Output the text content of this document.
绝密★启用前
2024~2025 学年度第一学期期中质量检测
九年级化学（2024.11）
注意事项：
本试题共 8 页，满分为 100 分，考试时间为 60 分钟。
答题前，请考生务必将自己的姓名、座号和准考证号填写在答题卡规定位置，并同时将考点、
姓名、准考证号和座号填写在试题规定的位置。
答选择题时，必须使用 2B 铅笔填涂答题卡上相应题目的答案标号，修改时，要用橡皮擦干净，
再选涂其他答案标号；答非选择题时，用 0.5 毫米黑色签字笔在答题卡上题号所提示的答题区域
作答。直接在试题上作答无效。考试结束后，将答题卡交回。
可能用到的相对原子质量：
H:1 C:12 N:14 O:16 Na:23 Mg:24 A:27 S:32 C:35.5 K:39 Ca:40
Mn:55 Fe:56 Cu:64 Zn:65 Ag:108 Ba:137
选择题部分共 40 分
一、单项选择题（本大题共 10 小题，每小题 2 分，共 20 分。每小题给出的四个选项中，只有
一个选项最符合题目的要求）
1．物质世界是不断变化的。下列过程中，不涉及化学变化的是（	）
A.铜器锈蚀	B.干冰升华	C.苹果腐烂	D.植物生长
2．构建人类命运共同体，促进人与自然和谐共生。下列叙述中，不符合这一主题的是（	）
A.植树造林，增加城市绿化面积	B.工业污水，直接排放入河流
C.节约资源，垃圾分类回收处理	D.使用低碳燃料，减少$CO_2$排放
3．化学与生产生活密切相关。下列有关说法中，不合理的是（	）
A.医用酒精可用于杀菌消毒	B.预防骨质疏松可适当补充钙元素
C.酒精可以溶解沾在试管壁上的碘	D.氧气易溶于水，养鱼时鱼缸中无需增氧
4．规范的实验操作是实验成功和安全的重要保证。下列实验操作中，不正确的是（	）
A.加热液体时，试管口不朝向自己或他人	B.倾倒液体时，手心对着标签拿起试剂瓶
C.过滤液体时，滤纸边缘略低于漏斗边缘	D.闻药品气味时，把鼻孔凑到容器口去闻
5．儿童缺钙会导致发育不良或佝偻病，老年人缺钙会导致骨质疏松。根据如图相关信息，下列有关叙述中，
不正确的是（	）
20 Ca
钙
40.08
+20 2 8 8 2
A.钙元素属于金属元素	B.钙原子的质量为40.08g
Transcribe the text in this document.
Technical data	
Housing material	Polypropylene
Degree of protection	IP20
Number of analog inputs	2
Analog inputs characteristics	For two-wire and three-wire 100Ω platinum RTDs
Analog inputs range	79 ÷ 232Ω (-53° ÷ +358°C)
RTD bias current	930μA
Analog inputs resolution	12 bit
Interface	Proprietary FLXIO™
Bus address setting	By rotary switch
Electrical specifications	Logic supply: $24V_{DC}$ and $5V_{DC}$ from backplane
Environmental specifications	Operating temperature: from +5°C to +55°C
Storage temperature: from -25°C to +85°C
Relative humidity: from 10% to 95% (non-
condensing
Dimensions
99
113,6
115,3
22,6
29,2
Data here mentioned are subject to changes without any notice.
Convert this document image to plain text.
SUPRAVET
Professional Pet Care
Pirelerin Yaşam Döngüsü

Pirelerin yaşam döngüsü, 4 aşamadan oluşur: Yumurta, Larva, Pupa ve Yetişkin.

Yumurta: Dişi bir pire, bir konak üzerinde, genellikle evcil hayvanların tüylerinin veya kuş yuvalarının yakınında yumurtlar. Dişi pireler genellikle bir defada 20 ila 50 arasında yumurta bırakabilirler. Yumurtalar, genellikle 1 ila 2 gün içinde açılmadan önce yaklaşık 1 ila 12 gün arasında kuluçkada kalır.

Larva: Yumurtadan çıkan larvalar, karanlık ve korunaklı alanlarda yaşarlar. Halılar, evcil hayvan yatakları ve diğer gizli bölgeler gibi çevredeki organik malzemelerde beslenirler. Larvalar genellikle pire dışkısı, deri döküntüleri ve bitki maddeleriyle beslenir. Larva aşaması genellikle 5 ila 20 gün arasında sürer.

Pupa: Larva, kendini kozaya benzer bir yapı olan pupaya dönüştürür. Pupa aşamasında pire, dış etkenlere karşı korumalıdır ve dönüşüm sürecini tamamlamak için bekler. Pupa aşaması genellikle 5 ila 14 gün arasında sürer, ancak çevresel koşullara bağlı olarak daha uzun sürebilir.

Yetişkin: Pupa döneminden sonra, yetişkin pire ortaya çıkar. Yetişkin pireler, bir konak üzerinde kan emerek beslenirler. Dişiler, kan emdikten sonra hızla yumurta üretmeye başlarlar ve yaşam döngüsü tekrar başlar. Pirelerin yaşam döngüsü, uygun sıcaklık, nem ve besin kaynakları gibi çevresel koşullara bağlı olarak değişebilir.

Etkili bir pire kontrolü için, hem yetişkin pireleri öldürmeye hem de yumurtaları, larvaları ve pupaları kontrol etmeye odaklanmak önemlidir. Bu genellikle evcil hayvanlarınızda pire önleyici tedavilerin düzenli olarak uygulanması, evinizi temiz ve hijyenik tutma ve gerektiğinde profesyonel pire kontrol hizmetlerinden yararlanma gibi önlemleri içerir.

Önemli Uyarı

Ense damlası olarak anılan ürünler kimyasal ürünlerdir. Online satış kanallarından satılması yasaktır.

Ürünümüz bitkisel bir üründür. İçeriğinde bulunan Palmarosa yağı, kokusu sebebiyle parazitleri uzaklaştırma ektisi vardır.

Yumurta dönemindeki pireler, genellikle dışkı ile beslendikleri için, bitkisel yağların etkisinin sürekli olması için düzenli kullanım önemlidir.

--------------------------------------------------

Objective
Take the listing above and set it down exactly.

Task response
Output the text content of this document.
绝密★启用前
2024~2025 学年度第一学期期中质量检测
九年级化学（2024.11）
注意事项：
本试题共 8 页，满分为 100 分，考试时间为 60 分钟。
答题前，请考生务必将自己的姓名、座号和准考证号填写在答题卡规定位置，并同时将考点、
姓名、准考证号和座号填写在试题规定的位置。
答选择题时，必须使用 2B 铅笔填涂答题卡上相应题目的答案标号，修改时，要用橡皮擦干净，
再选涂其他答案标号；答非选择题时，用 0.5 毫米黑色签字笔在答题卡上题号所提示的答题区域
作答。直接在试题上作答无效。考试结束后，将答题卡交回。
可能用到的相对原子质量：
H:1 C:12 N:14 O:16 Na:23 Mg:24 A:27 S:32 C:35.5 K:39 Ca:40
Mn:55 Fe:56 Cu:64 Zn:65 Ag:108 Ba:137
选择题部分共 40 分
一、单项选择题（本大题共 10 小题，每小题 2 分，共 20 分。每小题给出的四个选项中，只有
一个选项最符合题目的要求）
1．物质世界是不断变化的。下列过程中，不涉及化学变化的是（	）
A.铜器锈蚀	B.干冰升华	C.苹果腐烂	D.植物生长
2．构建人类命运共同体，促进人与自然和谐共生。下列叙述中，不符合这一主题的是（	）
A.植树造林，增加城市绿化面积	B.工业污水，直接排放入河流
C.节约资源，垃圾分类回收处理	D.使用低碳燃料，减少$CO_2$排放
3．化学与生产生活密切相关。下列有关说法中，不合理的是（	）
A.医用酒精可用于杀菌消毒	B.预防骨质疏松可适当补充钙元素
C.酒精可以溶解沾在试管壁上的碘	D.氧气易溶于水，养鱼时鱼缸中无需增氧
4．规范的实验操作是实验成功和安全的重要保证。下列实验操作中，不正确的是（	）
A.加热液体时，试管口不朝向自己或他人	B.倾倒液体时，手心对着标签拿起试剂瓶
C.过滤液体时，滤纸边缘略低于漏斗边缘	D.闻药品气味时，把鼻孔凑到容器口去闻
5．儿童缺钙会导致发育不良或佝偻病，老年人缺钙会导致骨质疏松。根据如图相关信息，下列有关叙述中，
不正确的是（	）
20 Ca
钙
40.08
+20 2 8 8 2
A.钙元素属于金属元素	B.钙原子的质量为40.08g
Transcribe the text in this document.
Technical data	
Housing material	Polypropylene
Degree of protection	IP20
Number of analog inputs	2
Analog inputs characteristics	For two-wire and three-wire 100Ω platinum RTDs
Analog inputs range	79 ÷ 232Ω (-53° ÷ +358°C)
RTD bias current	930μA
Analog inputs resolution	12 bit
Interface	Proprietary FLXIO™
Bus address setting	By rotary switch
Electrical specifications	Logic supply: $24V_{DC}$ and $5V_{DC}$ from backplane
Environmental specifications	Operating temperature: from +5°C to +55°C
Storage temperature: from -25°C to +85°C
Relative humidity: from 10% to 95% (non-
condensing
Dimensions
99
113,6
115,3
22,6
29,2
Data here mentioned are subject to changes without any notice.
Convert this document image to plain text.
SUPRAVET
Professional Pet Care
Pirelerin Yaşam Döngüsü

Pirelerin yaşam döngüsü, 4 aşamadan oluşur: Yumurta, Larva, Pupa ve Yetişkin.

Yumurta: Dişi bir pire, bir konak üzerinde, genellikle evcil hayvanların tüylerinin veya kuş yuvalarının yakınında yumurtlar. Dişi pireler genellikle bir defada 20 ila 50 arasında yumurta bırakabilirler. Yumurtalar, genellikle 1 ila 2 gün içinde açılmadan önce yaklaşık 1 ila 12 gün arasında kuluçkada kalır.

Larva: Yumurtadan çıkan larvalar, karanlık ve korunaklı alanlarda yaşarlar. Halılar, evcil hayvan yatakları ve diğer gizli bölgeler gibi çevredeki organik malzemelerde beslenirler. Larvalar genellikle pire dışkısı, deri döküntüleri ve bitki maddeleriyle beslenir. Larva aşaması genellikle 5 ila 20 gün arasında sürer.

Pupa: Larva, kendini kozaya benzer bir yapı olan pupaya dönüştürür. Pupa aşamasında pire, dış etkenlere karşı korumalıdır ve dönüşüm sürecini tamamlamak için bekler. Pupa aşaması genellikle 5 ila 14 gün arasında sürer, ancak çevresel koşullara bağlı olarak daha uzun sürebilir.

Yetişkin: Pupa döneminden sonra, yetişkin pire ortaya çıkar. Yetişkin pireler, bir konak üzerinde kan emerek beslenirler. Dişiler, kan emdikten sonra hızla yumurta üretmeye başlarlar ve yaşam döngüsü tekrar başlar. Pirelerin yaşam döngüsü, uygun sıcaklık, nem ve besin kaynakları gibi çevresel koşullara bağlı olarak değişebilir.

Etkili bir pire kontrolü için, hem yetişkin pireleri öldürmeye hem de yumurtaları, larvaları ve pupaları kontrol etmeye odaklanmak önemlidir. Bu genellikle evcil hayvanlarınızda pire önleyici tedavilerin düzenli olarak uygulanması, evinizi temiz ve hijyenik tutma ve gerektiğinde profesyonel pire kontrol hizmetlerinden yararlanma gibi önlemleri içerir.

Önemli Uyarı

Ense damlası olarak anılan ürünler kimyasal ürünlerdir. Online satış kanallarından satılması yasaktır.

Ürünümüz bitkisel bir üründür. İçeriğinde bulunan Palmarosa yağı, kokusu sebebiyle parazitleri uzaklaştırma ektisi vardır.

Yumurta dönemindeki pireler, genellikle dışkı ile beslendikleri için, bitkisel yağların etkisinin sürekli olması için düzenli kullanım önemlidir.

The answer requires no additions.